Data items:
■ ■ ■
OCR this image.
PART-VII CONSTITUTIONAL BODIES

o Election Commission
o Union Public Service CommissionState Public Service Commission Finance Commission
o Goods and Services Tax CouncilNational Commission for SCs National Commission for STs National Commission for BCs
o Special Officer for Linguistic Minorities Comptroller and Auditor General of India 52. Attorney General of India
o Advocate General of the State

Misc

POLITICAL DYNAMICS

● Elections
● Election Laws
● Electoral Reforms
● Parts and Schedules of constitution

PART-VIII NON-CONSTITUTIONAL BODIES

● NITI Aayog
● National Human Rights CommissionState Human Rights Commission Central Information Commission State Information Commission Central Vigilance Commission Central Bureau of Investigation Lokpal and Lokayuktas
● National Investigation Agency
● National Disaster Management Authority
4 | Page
■ ■ ■
Only the number is wanted: how many lines contain the string "CONSTITUTIONAL"?

### [RIGHT ANSWER]
2